##### Exercise data

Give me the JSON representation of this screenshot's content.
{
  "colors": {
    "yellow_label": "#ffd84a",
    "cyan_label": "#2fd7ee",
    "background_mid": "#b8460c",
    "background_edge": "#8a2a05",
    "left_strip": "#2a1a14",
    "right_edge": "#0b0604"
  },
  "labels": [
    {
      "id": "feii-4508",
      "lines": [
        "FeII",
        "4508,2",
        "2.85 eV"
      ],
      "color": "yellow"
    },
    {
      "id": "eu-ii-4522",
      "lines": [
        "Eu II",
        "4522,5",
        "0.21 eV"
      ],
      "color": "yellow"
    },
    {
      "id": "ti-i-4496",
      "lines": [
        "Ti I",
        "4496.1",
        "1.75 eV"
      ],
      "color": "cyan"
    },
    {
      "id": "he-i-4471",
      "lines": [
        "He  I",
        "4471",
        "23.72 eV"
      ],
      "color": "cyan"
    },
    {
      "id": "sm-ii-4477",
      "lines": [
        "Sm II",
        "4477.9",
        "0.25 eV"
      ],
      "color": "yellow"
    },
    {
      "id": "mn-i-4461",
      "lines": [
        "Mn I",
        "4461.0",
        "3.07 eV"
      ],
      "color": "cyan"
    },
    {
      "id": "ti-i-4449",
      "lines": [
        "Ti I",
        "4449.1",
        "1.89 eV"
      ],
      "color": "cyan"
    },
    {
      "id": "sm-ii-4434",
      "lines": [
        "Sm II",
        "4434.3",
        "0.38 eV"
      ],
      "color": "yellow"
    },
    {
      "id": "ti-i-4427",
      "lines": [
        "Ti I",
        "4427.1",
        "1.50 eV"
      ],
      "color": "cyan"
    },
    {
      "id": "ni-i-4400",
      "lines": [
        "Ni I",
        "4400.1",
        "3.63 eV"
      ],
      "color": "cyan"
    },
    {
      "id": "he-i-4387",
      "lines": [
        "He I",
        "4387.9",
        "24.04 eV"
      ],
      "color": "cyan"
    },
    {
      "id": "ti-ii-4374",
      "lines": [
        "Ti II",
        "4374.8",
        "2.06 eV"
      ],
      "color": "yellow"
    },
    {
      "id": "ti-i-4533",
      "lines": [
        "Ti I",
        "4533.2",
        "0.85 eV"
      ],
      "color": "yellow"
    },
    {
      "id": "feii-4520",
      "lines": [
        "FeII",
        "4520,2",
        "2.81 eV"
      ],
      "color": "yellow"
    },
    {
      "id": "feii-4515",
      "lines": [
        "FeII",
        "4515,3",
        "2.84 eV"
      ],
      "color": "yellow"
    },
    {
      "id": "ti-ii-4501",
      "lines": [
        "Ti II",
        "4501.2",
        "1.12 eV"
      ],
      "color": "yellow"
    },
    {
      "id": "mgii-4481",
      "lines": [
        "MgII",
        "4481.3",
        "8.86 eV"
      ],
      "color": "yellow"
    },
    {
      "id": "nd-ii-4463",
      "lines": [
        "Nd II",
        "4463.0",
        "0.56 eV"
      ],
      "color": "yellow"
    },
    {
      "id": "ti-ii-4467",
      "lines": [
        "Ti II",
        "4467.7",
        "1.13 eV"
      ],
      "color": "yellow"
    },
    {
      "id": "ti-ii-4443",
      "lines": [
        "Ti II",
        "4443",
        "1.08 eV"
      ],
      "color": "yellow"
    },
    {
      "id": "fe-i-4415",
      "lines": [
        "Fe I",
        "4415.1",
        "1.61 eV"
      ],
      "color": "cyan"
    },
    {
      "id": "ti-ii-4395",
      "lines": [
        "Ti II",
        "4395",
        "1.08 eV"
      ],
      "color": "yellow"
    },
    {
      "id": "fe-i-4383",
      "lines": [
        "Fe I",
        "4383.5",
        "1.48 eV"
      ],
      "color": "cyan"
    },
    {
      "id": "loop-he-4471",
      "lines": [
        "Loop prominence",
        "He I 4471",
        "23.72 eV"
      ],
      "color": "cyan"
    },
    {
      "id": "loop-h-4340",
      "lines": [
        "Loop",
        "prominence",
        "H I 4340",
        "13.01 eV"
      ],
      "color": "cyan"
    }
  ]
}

##########

» **Exercise**
Repeat each record exactly. Omit nothing.

» **Correct result**
Give me the JSON representation of this screenshot's content.
{
  "colors": {
    "yellow_label": "#ffd84a",
    "cyan_label": "#2fd7ee",
    "background_mid": "#b8460c",
    "background_edge": "#8a2a05",
    "left_strip": "#2a1a14",
    "right_edge": "#0b0604"
  },
  "labels": [
    {
      "id": "feii-4508",
      "lines": [
        "FeII",
        "4508,2",
        "2.85 eV"
      ],
      "color": "yellow"
    },
    {
      "id": "eu-ii-4522",
      "lines": [
        "Eu II",
        "4522,5",
        "0.21 eV"
      ],
      "color": "yellow"
    },
    {
      "id": "ti-i-4496",
      "lines": [
        "Ti I",
        "4496.1",
        "1.75 eV"
      ],
      "color": "cyan"
    },
    {
      "id": "he-i-4471",
      "lines": [
        "He  I",
        "4471",
        "23.72 eV"
      ],
      "color": "cyan"
    },
    {
      "id": "sm-ii-4477",
      "lines": [
        "Sm II",
        "4477.9",
        "0.25 eV"
      ],
      "color": "yellow"
    },
    {
      "id": "mn-i-4461",
      "lines": [
        "Mn I",
        "4461.0",
        "3.07 eV"
      ],
      "color": "cyan"
    },
    {
      "id": "ti-i-4449",
      "lines": [
        "Ti I",
        "4449.1",
        "1.89 eV"
      ],
      "color": "cyan"
    },
    {
      "id": "sm-ii-4434",
      "lines": [
        "Sm II",
        "4434.3",
        "0.38 eV"
      ],
      "color": "yellow"
    },
    {
      "id": "ti-i-4427",
      "lines": [
        "Ti I",
        "4427.1",
        "1.50 eV"
      ],
      "color": "cyan"
    },
    {
      "id": "ni-i-4400",
      "lines": [
        "Ni I",
        "4400.1",
        "3.63 eV"
      ],
      "color": "cyan"
    },
    {
      "id": "he-i-4387",
      "lines": [
        "He I",
        "4387.9",
        "24.04 eV"
      ],
      "color": "cyan"
    },
    {
      "id": "ti-ii-4374",
      "lines": [
        "Ti II",
        "4374.8",
        "2.06 eV"
      ],
      "color": "yellow"
    },
    {
      "id": "ti-i-4533",
      "lines": [
        "Ti I",
        "4533.2",
        "0.85 eV"
      ],
      "color": "yellow"
    },
    {
      "id": "feii-4520",
      "lines": [
        "FeII",
        "4520,2",
        "2.81 eV"
      ],
      "color": "yellow"
    },
    {
      "id": "feii-4515",
      "lines": [
        "FeII",
        "4515,3",
        "2.84 eV"
      ],
      "color": "yellow"
    },
    {
      "id": "ti-ii-4501",
      "lines": [
        "Ti II",
        "4501.2",
        "1.12 eV"
      ],
      "color": "yellow"
    },
    {
      "id": "mgii-4481",
      "lines": [
        "MgII",
        "4481.3",
        "8.86 eV"
      ],
      "color": "yellow"
    },
    {
      "id": "nd-ii-4463",
      "lines": [
        "Nd II",
        "4463.0",
        "0.56 eV"
      ],
      "color": "yellow"
    },
    {
      "id": "ti-ii-4467",
      "lines": [
        "Ti II",
        "4467.7",
        "1.13 eV"
      ],
      "color": "yellow"
    },
    {
      "id": "ti-ii-4443",
      "lines": [
        "Ti II",
        "4443",
        "1.08 eV"
      ],
      "color": "yellow"
    },
    {
      "id": "fe-i-4415",
      "lines": [
        "Fe I",
        "4415.1",
        "1.61 eV"
      ],
      "color": "cyan"
    },
    {
      "id": "ti-ii-4395",
      "lines": [
        "Ti II",
        "4395",
        "1.08 eV"
      ],
      "color": "yellow"
    },
    {
      "id": "fe-i-4383",
      "lines": [
        "Fe I",
        "4383.5",
        "1.48 eV"
      ],
      "color": "cyan"
    },
    {
      "id": "loop-he-4471",
      "lines": [
        "Loop prominence",
        "He I 4471",
        "23.72 eV"
      ],
      "color": "cyan"
    },
    {
      "id": "loop-h-4340",
      "lines": [
        "Loop",
        "prominence",
        "H I 4340",
        "13.01 eV"
      ],
      "color": "cyan"
    }
  ]
}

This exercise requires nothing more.